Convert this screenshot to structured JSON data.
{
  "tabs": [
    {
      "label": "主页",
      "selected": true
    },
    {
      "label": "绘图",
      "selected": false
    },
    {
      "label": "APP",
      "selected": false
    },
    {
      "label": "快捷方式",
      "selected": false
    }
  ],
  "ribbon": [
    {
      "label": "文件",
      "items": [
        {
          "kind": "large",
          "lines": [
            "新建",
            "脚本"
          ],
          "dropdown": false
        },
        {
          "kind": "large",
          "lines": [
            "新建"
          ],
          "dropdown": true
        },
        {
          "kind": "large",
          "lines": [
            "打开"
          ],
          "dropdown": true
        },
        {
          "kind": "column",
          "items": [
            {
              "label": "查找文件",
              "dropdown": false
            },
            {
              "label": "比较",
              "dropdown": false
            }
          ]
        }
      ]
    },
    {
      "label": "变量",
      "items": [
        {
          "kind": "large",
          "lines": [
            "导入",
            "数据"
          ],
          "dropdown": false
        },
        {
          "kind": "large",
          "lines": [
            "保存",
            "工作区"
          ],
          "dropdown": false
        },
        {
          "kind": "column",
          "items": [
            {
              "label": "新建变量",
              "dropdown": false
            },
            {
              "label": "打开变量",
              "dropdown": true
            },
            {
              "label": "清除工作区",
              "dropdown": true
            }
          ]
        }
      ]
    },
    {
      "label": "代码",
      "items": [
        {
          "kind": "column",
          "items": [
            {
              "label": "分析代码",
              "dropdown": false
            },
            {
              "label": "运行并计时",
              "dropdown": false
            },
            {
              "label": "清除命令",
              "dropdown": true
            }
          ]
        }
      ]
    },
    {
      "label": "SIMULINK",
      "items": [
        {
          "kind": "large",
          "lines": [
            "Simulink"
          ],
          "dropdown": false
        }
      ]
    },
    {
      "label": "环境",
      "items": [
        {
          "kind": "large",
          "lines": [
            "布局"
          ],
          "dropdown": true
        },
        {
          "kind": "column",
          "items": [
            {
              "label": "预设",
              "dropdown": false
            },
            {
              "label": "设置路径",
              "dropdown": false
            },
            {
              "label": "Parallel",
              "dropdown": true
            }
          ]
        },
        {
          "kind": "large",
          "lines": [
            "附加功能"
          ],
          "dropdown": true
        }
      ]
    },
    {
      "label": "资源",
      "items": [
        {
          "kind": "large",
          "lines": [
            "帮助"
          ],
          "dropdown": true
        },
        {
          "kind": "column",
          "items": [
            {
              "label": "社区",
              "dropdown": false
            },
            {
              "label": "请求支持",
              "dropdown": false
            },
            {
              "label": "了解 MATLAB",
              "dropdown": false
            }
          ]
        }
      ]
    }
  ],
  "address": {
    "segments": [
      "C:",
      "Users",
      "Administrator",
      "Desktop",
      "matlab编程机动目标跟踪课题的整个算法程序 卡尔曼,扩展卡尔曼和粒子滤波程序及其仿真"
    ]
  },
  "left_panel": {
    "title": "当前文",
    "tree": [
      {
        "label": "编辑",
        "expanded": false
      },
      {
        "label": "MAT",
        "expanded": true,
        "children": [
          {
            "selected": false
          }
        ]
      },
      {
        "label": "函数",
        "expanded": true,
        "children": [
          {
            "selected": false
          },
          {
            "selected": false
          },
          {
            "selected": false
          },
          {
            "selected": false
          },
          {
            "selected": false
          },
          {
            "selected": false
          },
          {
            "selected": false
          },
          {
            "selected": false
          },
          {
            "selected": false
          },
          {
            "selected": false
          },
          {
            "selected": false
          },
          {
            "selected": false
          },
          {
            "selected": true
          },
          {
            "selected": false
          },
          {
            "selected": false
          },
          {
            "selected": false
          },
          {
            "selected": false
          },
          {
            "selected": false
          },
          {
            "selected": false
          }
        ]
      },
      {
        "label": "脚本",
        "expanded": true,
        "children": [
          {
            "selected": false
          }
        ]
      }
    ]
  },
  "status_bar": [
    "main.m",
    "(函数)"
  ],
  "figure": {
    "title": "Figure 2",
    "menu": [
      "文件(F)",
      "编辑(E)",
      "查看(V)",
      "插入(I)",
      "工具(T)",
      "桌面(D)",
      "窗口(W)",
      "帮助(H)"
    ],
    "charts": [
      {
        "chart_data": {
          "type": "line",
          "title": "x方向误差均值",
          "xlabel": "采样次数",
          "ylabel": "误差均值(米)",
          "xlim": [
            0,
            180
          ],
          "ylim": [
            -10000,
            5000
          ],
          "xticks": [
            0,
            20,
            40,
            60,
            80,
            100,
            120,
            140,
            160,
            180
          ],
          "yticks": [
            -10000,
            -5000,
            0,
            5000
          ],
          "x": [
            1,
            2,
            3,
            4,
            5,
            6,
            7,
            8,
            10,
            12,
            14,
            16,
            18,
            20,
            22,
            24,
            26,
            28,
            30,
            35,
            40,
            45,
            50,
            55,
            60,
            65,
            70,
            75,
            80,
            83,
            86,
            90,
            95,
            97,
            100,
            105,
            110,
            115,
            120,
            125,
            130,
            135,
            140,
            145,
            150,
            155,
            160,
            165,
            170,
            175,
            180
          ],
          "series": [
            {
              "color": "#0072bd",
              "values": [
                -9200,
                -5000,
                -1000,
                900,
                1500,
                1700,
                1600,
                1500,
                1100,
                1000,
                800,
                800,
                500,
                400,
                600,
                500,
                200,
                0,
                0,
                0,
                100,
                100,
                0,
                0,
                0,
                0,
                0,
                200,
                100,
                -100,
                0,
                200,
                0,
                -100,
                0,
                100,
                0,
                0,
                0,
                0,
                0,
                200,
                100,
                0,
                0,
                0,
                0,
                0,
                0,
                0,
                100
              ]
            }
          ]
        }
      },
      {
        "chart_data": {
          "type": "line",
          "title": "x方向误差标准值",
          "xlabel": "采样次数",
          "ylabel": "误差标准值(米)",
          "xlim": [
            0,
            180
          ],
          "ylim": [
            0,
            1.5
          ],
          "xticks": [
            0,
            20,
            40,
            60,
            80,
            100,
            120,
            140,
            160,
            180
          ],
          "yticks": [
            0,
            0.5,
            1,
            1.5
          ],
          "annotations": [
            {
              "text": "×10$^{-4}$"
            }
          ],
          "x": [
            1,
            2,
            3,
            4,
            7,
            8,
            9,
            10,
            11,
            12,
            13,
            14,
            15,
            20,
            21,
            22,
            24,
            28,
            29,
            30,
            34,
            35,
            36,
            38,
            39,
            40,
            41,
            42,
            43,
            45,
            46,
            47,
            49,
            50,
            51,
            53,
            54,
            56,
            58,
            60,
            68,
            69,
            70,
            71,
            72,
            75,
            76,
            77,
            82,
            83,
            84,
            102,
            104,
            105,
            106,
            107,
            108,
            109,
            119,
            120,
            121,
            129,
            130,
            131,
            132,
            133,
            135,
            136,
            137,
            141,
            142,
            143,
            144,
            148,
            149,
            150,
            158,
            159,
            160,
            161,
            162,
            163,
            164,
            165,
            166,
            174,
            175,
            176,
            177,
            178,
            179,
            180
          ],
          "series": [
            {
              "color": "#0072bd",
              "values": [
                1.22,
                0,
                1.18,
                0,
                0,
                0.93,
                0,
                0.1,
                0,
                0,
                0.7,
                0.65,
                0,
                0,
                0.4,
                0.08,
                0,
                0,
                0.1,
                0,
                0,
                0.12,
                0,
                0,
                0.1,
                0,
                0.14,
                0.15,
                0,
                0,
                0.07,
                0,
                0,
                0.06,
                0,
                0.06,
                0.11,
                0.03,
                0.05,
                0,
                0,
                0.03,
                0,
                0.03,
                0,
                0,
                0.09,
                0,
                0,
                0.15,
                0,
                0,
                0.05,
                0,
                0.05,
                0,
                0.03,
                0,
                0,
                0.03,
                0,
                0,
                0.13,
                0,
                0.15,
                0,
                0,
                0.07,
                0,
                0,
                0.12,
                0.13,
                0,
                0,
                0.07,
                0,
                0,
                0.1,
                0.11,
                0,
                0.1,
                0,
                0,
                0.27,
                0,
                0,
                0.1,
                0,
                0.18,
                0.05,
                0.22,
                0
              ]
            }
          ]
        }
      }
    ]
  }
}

◆ Exercise brief ◆
From the listing above, report the number of lines containing the string "title", without any accompanying remarks.

◆ Written answer ◆
4